§ **Listed entries**
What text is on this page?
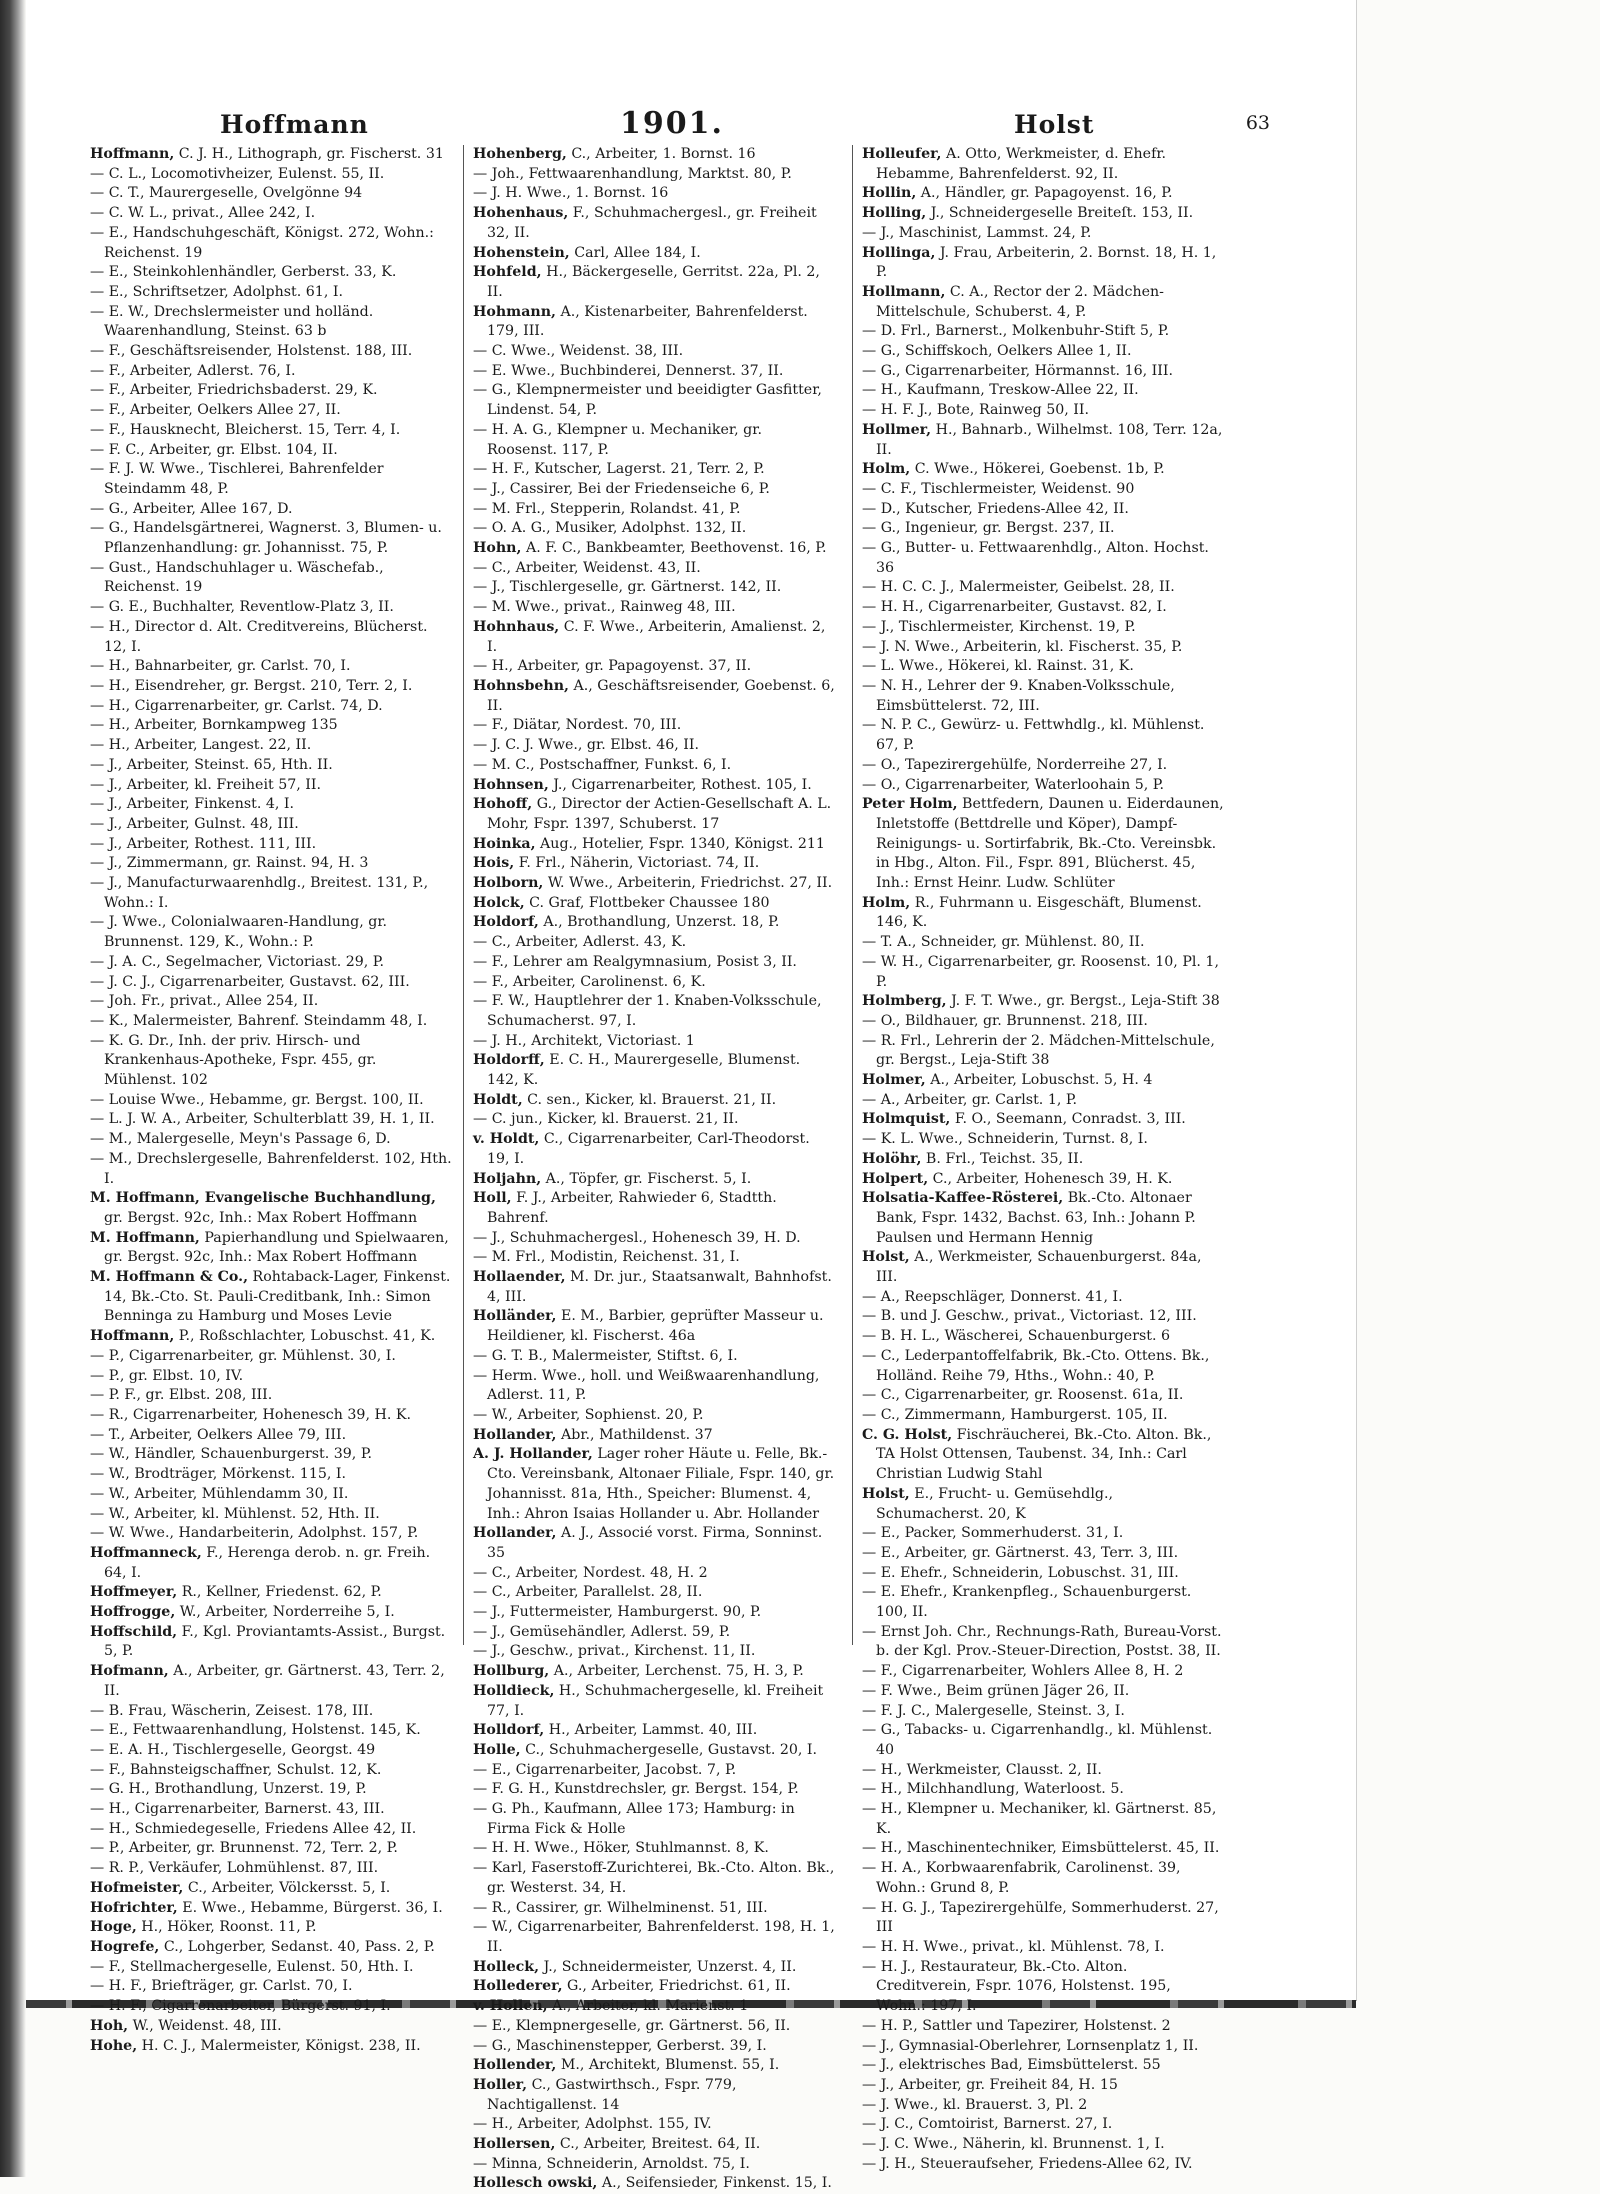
Hoffmann	1901.	Holst	63
Hoffmann, C. J. H., Lithograph, gr. Fischerst. 31
— C. L., Locomotivheizer, Eulenst. 55, II.
— C. T., Maurergeselle, Ovelgönne 94
— C. W. L., privat., Allee 242, I.
— E., Handschuhgeschäft, Königst. 272, Wohn.: Reichenst. 19
— E., Steinkohlenhändler, Gerberst. 33, K.
— E., Schriftsetzer, Adolphst. 61, I.
— E. W., Drechslermeister und holländ. Waarenhandlung, Steinst. 63 b
— F., Geschäftsreisender, Holstenst. 188, III.
— F., Arbeiter, Adlerst. 76, I.
— F., Arbeiter, Friedrichsbaderst. 29, K.
— F., Arbeiter, Oelkers Allee 27, II.
— F., Hausknecht, Bleicherst. 15, Terr. 4, I.
— F. C., Arbeiter, gr. Elbst. 104, II.
— F. J. W. Wwe., Tischlerei, Bahrenfelder Steindamm 48, P.
— G., Arbeiter, Allee 167, D.
— G., Handelsgärtnerei, Wagnerst. 3, Blumen- u. Pflanzenhandlung: gr. Johannisst. 75, P.
— Gust., Handschuhlager u. Wäschefab., Reichenst. 19
— G. E., Buchhalter, Reventlow-Platz 3, II.
— H., Director d. Alt. Creditvereins, Blücherst. 12, I.
— H., Bahnarbeiter, gr. Carlst. 70, I.
— H., Eisendreher, gr. Bergst. 210, Terr. 2, I.
— H., Cigarrenarbeiter, gr. Carlst. 74, D.
— H., Arbeiter, Bornkampweg 135
— H., Arbeiter, Langest. 22, II.
— J., Arbeiter, Steinst. 65, Hth. II.
— J., Arbeiter, kl. Freiheit 57, II.
— J., Arbeiter, Finkenst. 4, I.
— J., Arbeiter, Gulnst. 48, III.
— J., Arbeiter, Rothest. 111, III.
— J., Zimmermann, gr. Rainst. 94, H. 3
— J., Manufacturwaarenhdlg., Breitest. 131, P., Wohn.: I.
— J. Wwe., Colonialwaaren-Handlung, gr. Brunnenst. 129, K., Wohn.: P.
— J. A. C., Segelmacher, Victoriast. 29, P.
— J. C. J., Cigarrenarbeiter, Gustavst. 62, III.
— Joh. Fr., privat., Allee 254, II.
— K., Malermeister, Bahrenf. Steindamm 48, I.
— K. G. Dr., Inh. der priv. Hirsch- und Krankenhaus-Apotheke, Fspr. 455, gr. Mühlenst. 102
— Louise Wwe., Hebamme, gr. Bergst. 100, II.
— L. J. W. A., Arbeiter, Schulterblatt 39, H. 1, II.
— M., Malergeselle, Meyn's Passage 6, D.
— M., Drechslergeselle, Bahrenfelderst. 102, Hth. I.
M. Hoffmann, Evangelische Buchhandlung, gr. Bergst. 92c, Inh.: Max Robert Hoffmann
M. Hoffmann, Papierhandlung und Spielwaaren, gr. Bergst. 92c, Inh.: Max Robert Hoffmann
M. Hoffmann & Co., Rohtaback-Lager, Finkenst. 14, Bk.-Cto. St. Pauli-Creditbank, Inh.: Simon Benninga zu Hamburg und Moses Levie
Hoffmann, P., Roßschlachter, Lobuschst. 41, K.
— P., Cigarrenarbeiter, gr. Mühlenst. 30, I.
— P., gr. Elbst. 10, IV.
— P. F., gr. Elbst. 208, III.
— R., Cigarrenarbeiter, Hohenesch 39, H. K.
— T., Arbeiter, Oelkers Allee 79, III.
— W., Händler, Schauenburgerst. 39, P.
— W., Brodträger, Mörkenst. 115, I.
— W., Arbeiter, Mühlendamm 30, II.
— W., Arbeiter, kl. Mühlenst. 52, Hth. II.
— W. Wwe., Handarbeiterin, Adolphst. 157, P.
Hoffmanneck, F., Herenga derob. n. gr. Freih. 64, I.
Hoffmeyer, R., Kellner, Friedenst. 62, P.
Hoffrogge, W., Arbeiter, Norderreihe 5, I.
Hoffschild, F., Kgl. Proviantamts-Assist., Burgst. 5, P.
Hofmann, A., Arbeiter, gr. Gärtnerst. 43, Terr. 2, II.
— B. Frau, Wäscherin, Zeisest. 178, III.
— E., Fettwaarenhandlung, Holstenst. 145, K.
— E. A. H., Tischlergeselle, Georgst. 49
— F., Bahnsteigschaffner, Schulst. 12, K.
— G. H., Brothandlung, Unzerst. 19, P.
— H., Cigarrenarbeiter, Barnerst. 43, III.
— H., Schmiedegeselle, Friedens Allee 42, II.
— P., Arbeiter, gr. Brunnenst. 72, Terr. 2, P.
— R. P., Verkäufer, Lohmühlenst. 87, III.
Hofmeister, C., Arbeiter, Völckersst. 5, I.
Hofrichter, E. Wwe., Hebamme, Bürgerst. 36, I.
Hoge, H., Höker, Roonst. 11, P.
Hogrefe, C., Lohgerber, Sedanst. 40, Pass. 2, P.
— F., Stellmachergeselle, Eulenst. 50, Hth. I.
— H. F., Briefträger, gr. Carlst. 70, I.
— H. F., Cigarrenarbeiter, Bürgerst. 91, I.
Hoh, W., Weidenst. 48, III.
Hohe, H. C. J., Malermeister, Königst. 238, II.
Hohenberg, C., Arbeiter, 1. Bornst. 16
— Joh., Fettwaarenhandlung, Marktst. 80, P.
— J. H. Wwe., 1. Bornst. 16
Hohenhaus, F., Schuhmachergesl., gr. Freiheit 32, II.
Hohenstein, Carl, Allee 184, I.
Hohfeld, H., Bäckergeselle, Gerritst. 22a, Pl. 2, II.
Hohmann, A., Kistenarbeiter, Bahrenfelderst. 179, III.
— C. Wwe., Weidenst. 38, III.
— E. Wwe., Buchbinderei, Dennerst. 37, II.
— G., Klempnermeister und beeidigter Gasfitter, Lindenst. 54, P.
— H. A. G., Klempner u. Mechaniker, gr. Roosenst. 117, P.
— H. F., Kutscher, Lagerst. 21, Terr. 2, P.
— J., Cassirer, Bei der Friedenseiche 6, P.
— M. Frl., Stepperin, Rolandst. 41, P.
— O. A. G., Musiker, Adolphst. 132, II.
Hohn, A. F. C., Bankbeamter, Beethovenst. 16, P.
— C., Arbeiter, Weidenst. 43, II.
— J., Tischlergeselle, gr. Gärtnerst. 142, II.
— M. Wwe., privat., Rainweg 48, III.
Hohnhaus, C. F. Wwe., Arbeiterin, Amalienst. 2, I.
— H., Arbeiter, gr. Papagoyenst. 37, II.
Hohnsbehn, A., Geschäftsreisender, Goebenst. 6, II.
— F., Diätar, Nordest. 70, III.
— J. C. J. Wwe., gr. Elbst. 46, II.
— M. C., Postschaffner, Funkst. 6, I.
Hohnsen, J., Cigarrenarbeiter, Rothest. 105, I.
Hohoff, G., Director der Actien-Gesellschaft A. L. Mohr, Fspr. 1397, Schuberst. 17
Hoinka, Aug., Hotelier, Fspr. 1340, Königst. 211
Hois, F. Frl., Näherin, Victoriast. 74, II.
Holborn, W. Wwe., Arbeiterin, Friedrichst. 27, II.
Holck, C. Graf, Flottbeker Chaussee 180
Holdorf, A., Brothandlung, Unzerst. 18, P.
— C., Arbeiter, Adlerst. 43, K.
— F., Lehrer am Realgymnasium, Posist 3, II.
— F., Arbeiter, Carolinenst. 6, K.
— F. W., Hauptlehrer der 1. Knaben-Volksschule, Schumacherst. 97, I.
— J. H., Architekt, Victoriast. 1
Holdorff, E. C. H., Maurergeselle, Blumenst. 142, K.
Holdt, C. sen., Kicker, kl. Brauerst. 21, II.
— C. jun., Kicker, kl. Brauerst. 21, II.
v. Holdt, C., Cigarrenarbeiter, Carl-Theodorst. 19, I.
Holjahn, A., Töpfer, gr. Fischerst. 5, I.
Holl, F. J., Arbeiter, Rahwieder 6, Stadtth. Bahrenf.
— J., Schuhmachergesl., Hohenesch 39, H. D.
— M. Frl., Modistin, Reichenst. 31, I.
Hollaender, M. Dr. jur., Staatsanwalt, Bahnhofst. 4, III.
Holländer, E. M., Barbier, geprüfter Masseur u. Heildiener, kl. Fischerst. 46a
— G. T. B., Malermeister, Stiftst. 6, I.
— Herm. Wwe., holl. und Weißwaarenhandlung, Adlerst. 11, P.
— W., Arbeiter, Sophienst. 20, P.
Hollander, Abr., Mathildenst. 37
A. J. Hollander, Lager roher Häute u. Felle, Bk.-Cto. Vereinsbank, Altonaer Filiale, Fspr. 140, gr. Johannisst. 81a, Hth., Speicher: Blumenst. 4, Inh.: Ahron Isaias Hollander u. Abr. Hollander
Hollander, A. J., Associé vorst. Firma, Sonninst. 35
— C., Arbeiter, Nordest. 48, H. 2
— C., Arbeiter, Parallelst. 28, II.
— J., Futtermeister, Hamburgerst. 90, P.
— J., Gemüsehändler, Adlerst. 59, P.
— J., Geschw., privat., Kirchenst. 11, II.
Hollburg, A., Arbeiter, Lerchenst. 75, H. 3, P.
Holldieck, H., Schuhmachergeselle, kl. Freiheit 77, I.
Holldorf, H., Arbeiter, Lammst. 40, III.
Holle, C., Schuhmachergeselle, Gustavst. 20, I.
— E., Cigarrenarbeiter, Jacobst. 7, P.
— F. G. H., Kunstdrechsler, gr. Bergst. 154, P.
— G. Ph., Kaufmann, Allee 173; Hamburg: in Firma Fick & Holle
— H. H. Wwe., Höker, Stuhlmannst. 8, K.
— Karl, Faserstoff-Zurichterei, Bk.-Cto. Alton. Bk., gr. Westerst. 34, H.
— R., Cassirer, gr. Wilhelminenst. 51, III.
— W., Cigarrenarbeiter, Bahrenfelderst. 198, H. 1, II.
Holleck, J., Schneidermeister, Unzerst. 4, II.
Hollederer, G., Arbeiter, Friedrichst. 61, II.
v. Hollen, A., Arbeiter, kl. Marienst. 1
— E., Klempnergeselle, gr. Gärtnerst. 56, II.
— G., Maschinenstepper, Gerberst. 39, I.
Hollender, M., Architekt, Blumenst. 55, I.
Holler, C., Gastwirthsch., Fspr. 779, Nachtigallenst. 14
— H., Arbeiter, Adolphst. 155, IV.
Hollersen, C., Arbeiter, Breitest. 64, II.
— Minna, Schneiderin, Arnoldst. 75, I.
Hollesch owski, A., Seifensieder, Finkenst. 15, I.
Holleufer, A. Otto, Werkmeister, d. Ehefr. Hebamme, Bahrenfelderst. 92, II.
Hollin, A., Händler, gr. Papagoyenst. 16, P.
Holling, J., Schneidergeselle Breiteſt. 153, II.
— J., Maschinist, Lammst. 24, P.
Hollinga, J. Frau, Arbeiterin, 2. Bornst. 18, H. 1, P.
Hollmann, C. A., Rector der 2. Mädchen-Mittelschule, Schuberst. 4, P.
— D. Frl., Barnerst., Molkenbuhr-Stift 5, P.
— G., Schiffskoch, Oelkers Allee 1, II.
— G., Cigarrenarbeiter, Hörmannst. 16, III.
— H., Kaufmann, Treskow-Allee 22, II.
— H. F. J., Bote, Rainweg 50, II.
Hollmer, H., Bahnarb., Wilhelmst. 108, Terr. 12a, II.
Holm, C. Wwe., Hökerei, Goebenst. 1b, P.
— C. F., Tischlermeister, Weidenst. 90
— D., Kutscher, Friedens-Allee 42, II.
— G., Ingenieur, gr. Bergst. 237, II.
— G., Butter- u. Fettwaarenhdlg., Alton. Hochst. 36
— H. C. C. J., Malermeister, Geibelst. 28, II.
— H. H., Cigarrenarbeiter, Gustavst. 82, I.
— J., Tischlermeister, Kirchenst. 19, P.
— J. N. Wwe., Arbeiterin, kl. Fischerst. 35, P.
— L. Wwe., Hökerei, kl. Rainst. 31, K.
— N. H., Lehrer der 9. Knaben-Volksschule, Eimsbüttelerst. 72, III.
— N. P. C., Gewürz- u. Fettwhdlg., kl. Mühlenst. 67, P.
— O., Tapezirergehülfe, Norderreihe 27, I.
— O., Cigarrenarbeiter, Waterloohain 5, P.
Peter Holm, Bettfedern, Daunen u. Eiderdaunen, Inletstoffe (Bettdrelle und Köper), Dampf-Reinigungs- u. Sortirfabrik, Bk.-Cto. Vereinsbk. in Hbg., Alton. Fil., Fspr. 891, Blücherst. 45, Inh.: Ernst Heinr. Ludw. Schlüter
Holm, R., Fuhrmann u. Eisgeschäft, Blumenst. 146, K.
— T. A., Schneider, gr. Mühlenst. 80, II.
— W. H., Cigarrenarbeiter, gr. Roosenst. 10, Pl. 1, P.
Holmberg, J. F. T. Wwe., gr. Bergst., Leja-Stift 38
— O., Bildhauer, gr. Brunnenst. 218, III.
— R. Frl., Lehrerin der 2. Mädchen-Mittelschule, gr. Bergst., Leja-Stift 38
Holmer, A., Arbeiter, Lobuschst. 5, H. 4
— A., Arbeiter, gr. Carlst. 1, P.
Holmquist, F. O., Seemann, Conradst. 3, III.
— K. L. Wwe., Schneiderin, Turnst. 8, I.
Holöhr, B. Frl., Teichst. 35, II.
Holpert, C., Arbeiter, Hohenesch 39, H. K.
Holsatia-Kaffee-Rösterei, Bk.-Cto. Altonaer Bank, Fspr. 1432, Bachst. 63, Inh.: Johann P. Paulsen und Hermann Hennig
Holst, A., Werkmeister, Schauenburgerst. 84a, III.
— A., Reepschläger, Donnerst. 41, I.
— B. und J. Geschw., privat., Victoriast. 12, III.
— B. H. L., Wäscherei, Schauenburgerst. 6
— C., Lederpantoffelfabrik, Bk.-Cto. Ottens. Bk., Holländ. Reihe 79, Hths., Wohn.: 40, P.
— C., Cigarrenarbeiter, gr. Roosenst. 61a, II.
— C., Zimmermann, Hamburgerst. 105, II.
C. G. Holst, Fischräucherei, Bk.-Cto. Alton. Bk., TA Holst Ottensen, Taubenst. 34, Inh.: Carl Christian Ludwig Stahl
Holst, E., Frucht- u. Gemüsehdlg., Schumacherst. 20, K
— E., Packer, Sommerhuderst. 31, I.
— E., Arbeiter, gr. Gärtnerst. 43, Terr. 3, III.
— E. Ehefr., Schneiderin, Lobuschst. 31, III.
— E. Ehefr., Krankenpfleg., Schauenburgerst. 100, II.
— Ernst Joh. Chr., Rechnungs-Rath, Bureau-Vorst. b. der Kgl. Prov.-Steuer-Direction, Postst. 38, II.
— F., Cigarrenarbeiter, Wohlers Allee 8, H. 2
— F. Wwe., Beim grünen Jäger 26, II.
— F. J. C., Malergeselle, Steinst. 3, I.
— G., Tabacks- u. Cigarrenhandlg., kl. Mühlenst. 40
— H., Werkmeister, Clausst. 2, II.
— H., Milchhandlung, Waterloost. 5.
— H., Klempner u. Mechaniker, kl. Gärtnerst. 85, K.
— H., Maschinentechniker, Eimsbüttelerst. 45, II.
— H. A., Korbwaarenfabrik, Carolinenst. 39, Wohn.: Grund 8, P.
— H. G. J., Tapezirergehülfe, Sommerhuderst. 27, III
— H. H. Wwe., privat., kl. Mühlenst. 78, I.
— H. J., Restaurateur, Bk.-Cto. Alton. Creditverein, Fspr. 1076, Holstenst. 195, Wohn.: 197, I.
— H. P., Sattler und Tapezirer, Holstenst. 2
— J., Gymnasial-Oberlehrer, Lornsenplatz 1, II.
— J., elektrisches Bad, Eimsbüttelerst. 55
— J., Arbeiter, gr. Freiheit 84, H. 15
— J. Wwe., kl. Brauerst. 3, Pl. 2
— J. C., Comtoirist, Barnerst. 27, I.
— J. C. Wwe., Näherin, kl. Brunnenst. 1, I.
— J. H., Steueraufseher, Friedens-Allee 62, IV.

§ **What to do**
How many lines in these records hold the string "Finkenst"? Reply with the number alone.

§ **Task solution**
3